▸ EXERCISE INSTRUCTIONS
Using the listing below, extract each line that has the word "GHIMIRE" in it.

▸ RECORDS FOR PROCESSING
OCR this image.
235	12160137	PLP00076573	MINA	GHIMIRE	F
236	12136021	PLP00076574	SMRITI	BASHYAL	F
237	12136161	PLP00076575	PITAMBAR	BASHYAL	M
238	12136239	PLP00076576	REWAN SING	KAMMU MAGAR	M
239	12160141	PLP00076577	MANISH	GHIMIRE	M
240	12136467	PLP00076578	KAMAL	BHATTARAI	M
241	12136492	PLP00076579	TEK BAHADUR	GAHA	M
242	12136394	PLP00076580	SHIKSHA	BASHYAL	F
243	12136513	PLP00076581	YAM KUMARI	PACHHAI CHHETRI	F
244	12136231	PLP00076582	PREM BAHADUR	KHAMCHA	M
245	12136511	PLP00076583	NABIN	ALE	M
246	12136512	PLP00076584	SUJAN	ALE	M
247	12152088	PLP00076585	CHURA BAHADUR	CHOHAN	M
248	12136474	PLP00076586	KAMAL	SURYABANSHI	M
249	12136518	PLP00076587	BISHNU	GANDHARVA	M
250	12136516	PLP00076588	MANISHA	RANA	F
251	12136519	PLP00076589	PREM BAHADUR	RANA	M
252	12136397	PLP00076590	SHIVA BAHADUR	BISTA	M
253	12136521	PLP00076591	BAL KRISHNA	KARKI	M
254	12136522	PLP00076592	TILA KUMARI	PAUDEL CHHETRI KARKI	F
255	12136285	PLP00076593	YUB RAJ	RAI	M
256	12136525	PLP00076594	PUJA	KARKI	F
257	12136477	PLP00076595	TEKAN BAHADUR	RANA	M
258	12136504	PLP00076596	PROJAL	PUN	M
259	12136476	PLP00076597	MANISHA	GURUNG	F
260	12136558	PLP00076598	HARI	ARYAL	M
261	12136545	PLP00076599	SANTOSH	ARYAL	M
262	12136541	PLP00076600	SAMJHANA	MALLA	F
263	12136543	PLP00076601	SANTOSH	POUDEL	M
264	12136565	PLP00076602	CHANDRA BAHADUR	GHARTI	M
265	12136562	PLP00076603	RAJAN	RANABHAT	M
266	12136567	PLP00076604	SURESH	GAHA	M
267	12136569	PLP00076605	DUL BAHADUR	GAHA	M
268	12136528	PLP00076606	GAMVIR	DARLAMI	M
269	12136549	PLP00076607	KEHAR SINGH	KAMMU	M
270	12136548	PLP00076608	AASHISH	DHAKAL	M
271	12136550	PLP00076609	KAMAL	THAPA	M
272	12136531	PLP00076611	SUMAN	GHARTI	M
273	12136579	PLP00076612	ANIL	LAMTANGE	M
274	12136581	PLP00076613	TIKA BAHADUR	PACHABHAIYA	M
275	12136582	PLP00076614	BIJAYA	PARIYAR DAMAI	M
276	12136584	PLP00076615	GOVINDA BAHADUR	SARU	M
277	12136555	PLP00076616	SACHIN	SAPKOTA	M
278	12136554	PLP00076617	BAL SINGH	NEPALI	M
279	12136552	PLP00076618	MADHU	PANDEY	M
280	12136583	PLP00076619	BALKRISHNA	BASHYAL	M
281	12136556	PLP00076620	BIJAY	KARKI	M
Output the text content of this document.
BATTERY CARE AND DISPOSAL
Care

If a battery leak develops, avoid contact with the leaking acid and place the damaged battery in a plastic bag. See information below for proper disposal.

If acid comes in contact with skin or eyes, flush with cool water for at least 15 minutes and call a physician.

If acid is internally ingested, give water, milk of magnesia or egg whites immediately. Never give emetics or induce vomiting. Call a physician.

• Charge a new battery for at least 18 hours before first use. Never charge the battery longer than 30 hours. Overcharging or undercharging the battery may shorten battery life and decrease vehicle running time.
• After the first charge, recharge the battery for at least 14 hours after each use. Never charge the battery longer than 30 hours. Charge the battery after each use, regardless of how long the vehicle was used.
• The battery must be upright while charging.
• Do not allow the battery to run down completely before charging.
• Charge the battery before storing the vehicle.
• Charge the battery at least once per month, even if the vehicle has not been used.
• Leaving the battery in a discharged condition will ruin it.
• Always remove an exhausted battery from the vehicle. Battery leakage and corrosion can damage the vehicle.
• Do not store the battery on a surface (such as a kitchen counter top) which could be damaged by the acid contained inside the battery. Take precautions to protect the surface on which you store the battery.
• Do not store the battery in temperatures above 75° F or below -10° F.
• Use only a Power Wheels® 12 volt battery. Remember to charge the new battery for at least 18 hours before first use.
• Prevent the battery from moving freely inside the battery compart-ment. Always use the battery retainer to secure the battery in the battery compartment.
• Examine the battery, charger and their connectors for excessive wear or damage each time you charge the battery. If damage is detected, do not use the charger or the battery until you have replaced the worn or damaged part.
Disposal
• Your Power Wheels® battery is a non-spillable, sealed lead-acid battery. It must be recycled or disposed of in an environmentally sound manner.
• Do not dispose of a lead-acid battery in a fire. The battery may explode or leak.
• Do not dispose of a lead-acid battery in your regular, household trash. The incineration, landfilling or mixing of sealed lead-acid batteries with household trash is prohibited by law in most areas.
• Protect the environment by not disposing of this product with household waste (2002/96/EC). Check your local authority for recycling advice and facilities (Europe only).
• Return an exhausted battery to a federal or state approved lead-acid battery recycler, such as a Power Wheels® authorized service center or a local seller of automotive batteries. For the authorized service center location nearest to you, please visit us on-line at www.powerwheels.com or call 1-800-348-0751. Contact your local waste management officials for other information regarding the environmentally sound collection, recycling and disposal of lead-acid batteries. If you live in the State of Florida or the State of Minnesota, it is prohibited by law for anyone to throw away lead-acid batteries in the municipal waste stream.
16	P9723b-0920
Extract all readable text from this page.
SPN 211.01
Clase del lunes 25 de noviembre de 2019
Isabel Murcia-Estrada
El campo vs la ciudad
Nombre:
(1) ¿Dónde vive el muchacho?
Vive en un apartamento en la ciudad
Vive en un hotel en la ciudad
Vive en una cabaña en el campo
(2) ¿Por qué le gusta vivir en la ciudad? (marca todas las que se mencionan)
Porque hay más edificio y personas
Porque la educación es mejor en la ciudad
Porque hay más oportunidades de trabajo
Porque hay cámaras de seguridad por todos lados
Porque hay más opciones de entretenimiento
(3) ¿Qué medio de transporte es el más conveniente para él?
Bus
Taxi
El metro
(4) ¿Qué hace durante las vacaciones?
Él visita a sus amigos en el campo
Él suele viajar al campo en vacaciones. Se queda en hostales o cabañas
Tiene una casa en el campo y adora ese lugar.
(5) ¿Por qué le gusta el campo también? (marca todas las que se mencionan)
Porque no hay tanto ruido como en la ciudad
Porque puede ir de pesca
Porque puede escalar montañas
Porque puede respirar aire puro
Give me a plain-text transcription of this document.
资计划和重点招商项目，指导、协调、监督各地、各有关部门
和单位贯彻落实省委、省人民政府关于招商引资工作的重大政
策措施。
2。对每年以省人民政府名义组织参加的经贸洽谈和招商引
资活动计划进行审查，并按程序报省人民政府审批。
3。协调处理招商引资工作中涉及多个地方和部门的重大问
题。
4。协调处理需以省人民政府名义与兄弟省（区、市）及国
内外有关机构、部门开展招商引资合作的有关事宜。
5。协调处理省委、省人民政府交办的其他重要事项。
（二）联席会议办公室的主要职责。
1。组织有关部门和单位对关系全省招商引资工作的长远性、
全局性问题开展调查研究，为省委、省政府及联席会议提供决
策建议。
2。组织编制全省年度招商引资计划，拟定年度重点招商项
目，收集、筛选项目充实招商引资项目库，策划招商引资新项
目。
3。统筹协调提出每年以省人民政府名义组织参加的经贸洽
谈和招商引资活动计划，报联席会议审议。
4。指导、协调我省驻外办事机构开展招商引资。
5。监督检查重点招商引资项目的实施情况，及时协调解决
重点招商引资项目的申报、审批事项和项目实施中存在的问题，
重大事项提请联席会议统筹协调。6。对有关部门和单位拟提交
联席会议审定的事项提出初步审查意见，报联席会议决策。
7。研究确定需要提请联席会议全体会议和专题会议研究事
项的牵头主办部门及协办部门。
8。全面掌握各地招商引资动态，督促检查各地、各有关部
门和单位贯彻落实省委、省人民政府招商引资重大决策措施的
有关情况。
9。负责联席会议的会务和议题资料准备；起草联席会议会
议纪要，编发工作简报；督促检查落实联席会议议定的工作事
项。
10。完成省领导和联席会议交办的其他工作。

▸ ANSWER FOR THE TASK
235	12160137	PLP00076573	MINA	GHIMIRE	F
239	12160141	PLP00076577	MANISH	GHIMIRE	M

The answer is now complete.